(Data for the task)
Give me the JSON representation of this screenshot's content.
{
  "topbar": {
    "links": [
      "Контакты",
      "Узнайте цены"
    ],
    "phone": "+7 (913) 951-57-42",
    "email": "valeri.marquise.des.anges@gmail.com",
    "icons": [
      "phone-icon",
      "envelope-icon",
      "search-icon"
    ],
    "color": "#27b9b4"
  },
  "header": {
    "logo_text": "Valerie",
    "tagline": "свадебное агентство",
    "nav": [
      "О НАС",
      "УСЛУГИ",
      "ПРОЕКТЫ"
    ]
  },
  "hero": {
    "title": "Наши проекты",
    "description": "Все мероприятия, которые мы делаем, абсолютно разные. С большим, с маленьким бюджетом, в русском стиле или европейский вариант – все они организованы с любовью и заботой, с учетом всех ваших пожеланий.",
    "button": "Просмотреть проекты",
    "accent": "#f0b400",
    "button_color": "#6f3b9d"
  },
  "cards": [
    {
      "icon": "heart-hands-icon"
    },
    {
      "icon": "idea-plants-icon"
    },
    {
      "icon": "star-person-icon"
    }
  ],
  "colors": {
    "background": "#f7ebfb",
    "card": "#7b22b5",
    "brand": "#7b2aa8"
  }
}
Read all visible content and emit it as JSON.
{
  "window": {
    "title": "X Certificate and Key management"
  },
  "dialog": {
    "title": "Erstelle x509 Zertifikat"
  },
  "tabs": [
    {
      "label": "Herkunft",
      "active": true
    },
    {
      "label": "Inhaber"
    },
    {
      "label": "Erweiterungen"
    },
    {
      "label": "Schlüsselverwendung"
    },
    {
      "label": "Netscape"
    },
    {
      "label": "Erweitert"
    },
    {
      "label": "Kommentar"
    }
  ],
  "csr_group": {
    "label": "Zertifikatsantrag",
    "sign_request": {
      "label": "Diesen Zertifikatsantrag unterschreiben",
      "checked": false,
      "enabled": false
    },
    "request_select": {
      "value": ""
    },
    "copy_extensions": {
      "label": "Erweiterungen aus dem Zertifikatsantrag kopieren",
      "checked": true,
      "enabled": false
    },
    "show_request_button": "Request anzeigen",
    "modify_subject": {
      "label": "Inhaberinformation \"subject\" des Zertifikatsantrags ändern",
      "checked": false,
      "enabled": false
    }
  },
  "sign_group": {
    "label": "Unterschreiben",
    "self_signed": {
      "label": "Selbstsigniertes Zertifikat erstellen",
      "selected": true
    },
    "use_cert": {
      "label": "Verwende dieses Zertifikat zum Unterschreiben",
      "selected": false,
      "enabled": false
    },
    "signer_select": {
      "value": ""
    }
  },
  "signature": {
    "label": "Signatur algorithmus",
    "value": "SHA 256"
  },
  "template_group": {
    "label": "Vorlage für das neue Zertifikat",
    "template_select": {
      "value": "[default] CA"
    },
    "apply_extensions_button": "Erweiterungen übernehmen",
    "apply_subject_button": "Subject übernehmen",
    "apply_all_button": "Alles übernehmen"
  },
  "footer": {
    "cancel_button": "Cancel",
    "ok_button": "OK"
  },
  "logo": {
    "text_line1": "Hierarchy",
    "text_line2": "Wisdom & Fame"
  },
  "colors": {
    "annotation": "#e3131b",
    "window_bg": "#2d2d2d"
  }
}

(To be done) Look through the entries above for the word "title". Copy every line where it shows up.

(Worked answer)
    "title": "Наши проекты",
    "title": "X Certificate and Key management"
    "title": "Erstelle x509 Zertifikat"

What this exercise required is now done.